* **GIVEN PASSAGE**
※ ※ ※
The CP QUERY PROCESSORS command has been enhanced to display the state of each logical CPU. In the excerpt below we see a substantial number of parked logical CPUs. We caution the reader, though, that a logical CPU can move between parked and unparked states fairly rapidly and so the output of this command could be stale very shortly after it is written to the console.
New event record D5 R16 conveys the park algorithm's outcome every time a new park/unpark decision is made. The event record conveys U, U', XPF, XPF', H, T, T', and a host of other information needed to understand z/VM's decisions.
z/VM HiperDispatch parks processors only if the partition is running in vertical mode. In other words, when running in horizontal mode, z/VM does not park logical CPUs.
Virtual Server Dispatch
z/VM 6.2 and Earlier
In z/VM 6.2 and earlier, dispatching was done according to the following fairly simple heuristic:
Virtual CPUs, aka VMDBKs (pronounced "V-M-D blocks"),
that were ready to run were maintained in a single list
called the dispatch list. This dispatch list was
maintained in order by urgency. The VMDBK on the front
of the list was the one that was most "behind schedule", that
is, was the one
which most desperately needed a shot at some CPU time
in order to keep on track with respect to considerations
like scheduler share.
Associated with each logical CPU was a VMDBK containment structure called
a Processor-Local Dispatch Vector or PLDV. The PLDV is
nothing more than a data structure that can hold a queue of VMDBKs.
Capacity of a PLDV was finite at 14 entries or VMDBKs.
The PLDVs were chained together linearly. The chain would
often but not necessarily be found
in order by CPU address: LPU 0, then
LPU 1, and so on, up to the last LPU (highest CPU address), and then
back around to LPU 0.
The general notion of dispatching VMDBKs
was comprised of periodically filling the PLDVs with VMDBKs from the
front of the dispatch list
letting the logical CPUs work off the VMDBKs queued into
their respective PLDVs.
※ ※ ※
[A few records]
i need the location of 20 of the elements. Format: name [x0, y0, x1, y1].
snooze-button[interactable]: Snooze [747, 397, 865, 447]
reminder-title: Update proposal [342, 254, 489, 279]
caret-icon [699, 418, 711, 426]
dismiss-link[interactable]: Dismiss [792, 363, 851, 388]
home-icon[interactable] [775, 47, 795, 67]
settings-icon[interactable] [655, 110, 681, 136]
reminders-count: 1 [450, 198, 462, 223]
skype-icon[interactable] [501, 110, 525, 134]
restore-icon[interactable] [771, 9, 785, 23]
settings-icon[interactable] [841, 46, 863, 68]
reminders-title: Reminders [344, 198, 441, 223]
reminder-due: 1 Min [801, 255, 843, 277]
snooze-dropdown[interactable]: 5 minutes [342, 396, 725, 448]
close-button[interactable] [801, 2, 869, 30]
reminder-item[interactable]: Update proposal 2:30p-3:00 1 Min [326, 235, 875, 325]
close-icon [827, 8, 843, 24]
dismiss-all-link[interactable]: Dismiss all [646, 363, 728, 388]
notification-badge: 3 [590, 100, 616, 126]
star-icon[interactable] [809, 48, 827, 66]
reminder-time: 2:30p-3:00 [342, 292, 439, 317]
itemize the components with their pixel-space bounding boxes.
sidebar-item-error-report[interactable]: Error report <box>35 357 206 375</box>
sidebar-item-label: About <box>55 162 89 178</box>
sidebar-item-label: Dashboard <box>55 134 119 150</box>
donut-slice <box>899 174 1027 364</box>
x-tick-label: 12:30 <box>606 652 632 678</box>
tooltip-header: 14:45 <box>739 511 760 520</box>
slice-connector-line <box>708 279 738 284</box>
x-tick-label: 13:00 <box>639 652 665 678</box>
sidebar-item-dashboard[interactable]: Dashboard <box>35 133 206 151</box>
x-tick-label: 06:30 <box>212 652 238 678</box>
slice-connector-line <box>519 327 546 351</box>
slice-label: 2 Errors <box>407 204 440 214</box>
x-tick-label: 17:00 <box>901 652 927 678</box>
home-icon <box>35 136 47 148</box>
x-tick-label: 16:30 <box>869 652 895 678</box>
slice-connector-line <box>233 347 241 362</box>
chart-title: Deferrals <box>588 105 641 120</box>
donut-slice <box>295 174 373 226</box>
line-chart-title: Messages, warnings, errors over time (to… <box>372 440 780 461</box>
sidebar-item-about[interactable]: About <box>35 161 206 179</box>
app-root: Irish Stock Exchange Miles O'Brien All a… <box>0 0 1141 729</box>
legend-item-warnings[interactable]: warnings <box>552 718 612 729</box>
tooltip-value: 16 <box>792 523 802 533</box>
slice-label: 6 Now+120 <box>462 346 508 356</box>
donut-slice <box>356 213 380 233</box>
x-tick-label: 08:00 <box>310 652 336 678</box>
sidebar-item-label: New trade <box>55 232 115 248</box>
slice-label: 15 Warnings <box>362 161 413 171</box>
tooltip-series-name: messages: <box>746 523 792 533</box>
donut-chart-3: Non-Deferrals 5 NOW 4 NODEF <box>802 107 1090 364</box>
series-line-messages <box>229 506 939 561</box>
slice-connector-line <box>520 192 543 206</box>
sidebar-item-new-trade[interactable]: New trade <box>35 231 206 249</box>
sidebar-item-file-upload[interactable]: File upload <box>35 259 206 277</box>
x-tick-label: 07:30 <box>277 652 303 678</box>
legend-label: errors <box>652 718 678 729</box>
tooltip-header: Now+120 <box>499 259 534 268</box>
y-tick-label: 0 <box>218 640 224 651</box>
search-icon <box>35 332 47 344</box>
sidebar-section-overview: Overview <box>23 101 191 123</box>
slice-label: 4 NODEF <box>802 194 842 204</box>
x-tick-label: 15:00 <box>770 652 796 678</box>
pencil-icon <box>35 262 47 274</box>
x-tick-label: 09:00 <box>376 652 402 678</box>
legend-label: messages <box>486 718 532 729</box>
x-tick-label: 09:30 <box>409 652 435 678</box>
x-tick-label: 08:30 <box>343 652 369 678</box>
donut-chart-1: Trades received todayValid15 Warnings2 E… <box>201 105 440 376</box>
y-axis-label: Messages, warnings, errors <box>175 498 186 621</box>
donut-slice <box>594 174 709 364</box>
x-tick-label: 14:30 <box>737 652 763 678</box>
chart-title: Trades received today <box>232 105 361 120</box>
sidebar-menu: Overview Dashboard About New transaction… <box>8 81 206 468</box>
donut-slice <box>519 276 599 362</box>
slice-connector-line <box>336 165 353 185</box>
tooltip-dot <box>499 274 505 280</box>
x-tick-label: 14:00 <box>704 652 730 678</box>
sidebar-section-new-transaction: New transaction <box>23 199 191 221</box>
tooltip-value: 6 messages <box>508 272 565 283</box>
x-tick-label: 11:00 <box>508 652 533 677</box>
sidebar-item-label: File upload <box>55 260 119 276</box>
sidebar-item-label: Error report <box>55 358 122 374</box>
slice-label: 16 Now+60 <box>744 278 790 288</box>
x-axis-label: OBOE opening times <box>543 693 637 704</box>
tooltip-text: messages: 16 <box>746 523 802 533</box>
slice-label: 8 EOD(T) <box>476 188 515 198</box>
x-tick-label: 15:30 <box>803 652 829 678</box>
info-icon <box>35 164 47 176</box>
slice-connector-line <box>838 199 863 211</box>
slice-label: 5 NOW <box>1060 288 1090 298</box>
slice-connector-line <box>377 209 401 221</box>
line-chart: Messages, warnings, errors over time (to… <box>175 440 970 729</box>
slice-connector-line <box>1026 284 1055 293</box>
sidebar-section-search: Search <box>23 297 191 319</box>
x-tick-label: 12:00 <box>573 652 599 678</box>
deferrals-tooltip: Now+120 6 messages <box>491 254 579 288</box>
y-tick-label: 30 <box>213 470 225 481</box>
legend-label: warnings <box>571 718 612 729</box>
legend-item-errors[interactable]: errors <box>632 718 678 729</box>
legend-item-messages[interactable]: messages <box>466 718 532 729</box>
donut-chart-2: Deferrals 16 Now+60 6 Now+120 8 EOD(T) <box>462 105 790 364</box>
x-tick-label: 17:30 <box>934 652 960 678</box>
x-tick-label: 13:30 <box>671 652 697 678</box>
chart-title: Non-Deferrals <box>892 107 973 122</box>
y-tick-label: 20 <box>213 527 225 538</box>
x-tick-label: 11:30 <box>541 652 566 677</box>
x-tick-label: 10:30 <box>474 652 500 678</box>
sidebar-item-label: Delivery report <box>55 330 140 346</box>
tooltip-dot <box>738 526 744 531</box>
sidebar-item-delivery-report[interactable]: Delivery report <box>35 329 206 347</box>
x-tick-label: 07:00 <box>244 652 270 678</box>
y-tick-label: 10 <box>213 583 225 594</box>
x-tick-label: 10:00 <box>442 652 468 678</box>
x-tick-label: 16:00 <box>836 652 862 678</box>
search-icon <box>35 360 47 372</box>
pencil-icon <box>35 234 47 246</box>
※ ※ ※
* **WHAT TO WORK ON**
a) Using the z/VM dispatching passage, decide whether each statement agrees with it. Answer yes or no for each, and quote the words that decide it.
(i) z/VM parks logical CPUs when the partition runs in horizontal mode.
(ii) A PLDV could hold at most 14 VMDBKs.
(iii) Event record D5 R16 is produced every time a new park/unpark decision is made.
b) Reproduce the listing from its first line through the line containing "reminder-time: 2:30p-3:00 [342, 292, 439, 317]", with both of those lines included.

* **ANSWERS PER TASK**
a)
(i) No: "when running in horizontal mode, z/VM does not park logical CPUs."
(ii) Yes: "Capacity of a PLDV was finite at 14 entries or VMDBKs."
(iii) Yes: "New event record D5 R16 conveys the park algorithm's outcome every time a new park/unpark decision is made."

b)
i need the location of 20 of the elements. Format: name [x0, y0, x1, y1].
snooze-button[interactable]: Snooze [747, 397, 865, 447]
reminder-title: Update proposal [342, 254, 489, 279]
caret-icon [699, 418, 711, 426]
dismiss-link[interactable]: Dismiss [792, 363, 851, 388]
home-icon[interactable] [775, 47, 795, 67]
settings-icon[interactable] [655, 110, 681, 136]
reminders-count: 1 [450, 198, 462, 223]
skype-icon[interactable] [501, 110, 525, 134]
restore-icon[interactable] [771, 9, 785, 23]
settings-icon[interactable] [841, 46, 863, 68]
reminders-title: Reminders [344, 198, 441, 223]
reminder-due: 1 Min [801, 255, 843, 277]
snooze-dropdown[interactable]: 5 minutes [342, 396, 725, 448]
close-button[interactable] [801, 2, 869, 30]
reminder-item[interactable]: Update proposal 2:30p-3:00 1 Min [326, 235, 875, 325]
close-icon [827, 8, 843, 24]
dismiss-all-link[interactable]: Dismiss all [646, 363, 728, 388]
notification-badge: 3 [590, 100, 616, 126]
star-icon[interactable] [809, 48, 827, 66]
reminder-time: 2:30p-3:00 [342, 292, 439, 317]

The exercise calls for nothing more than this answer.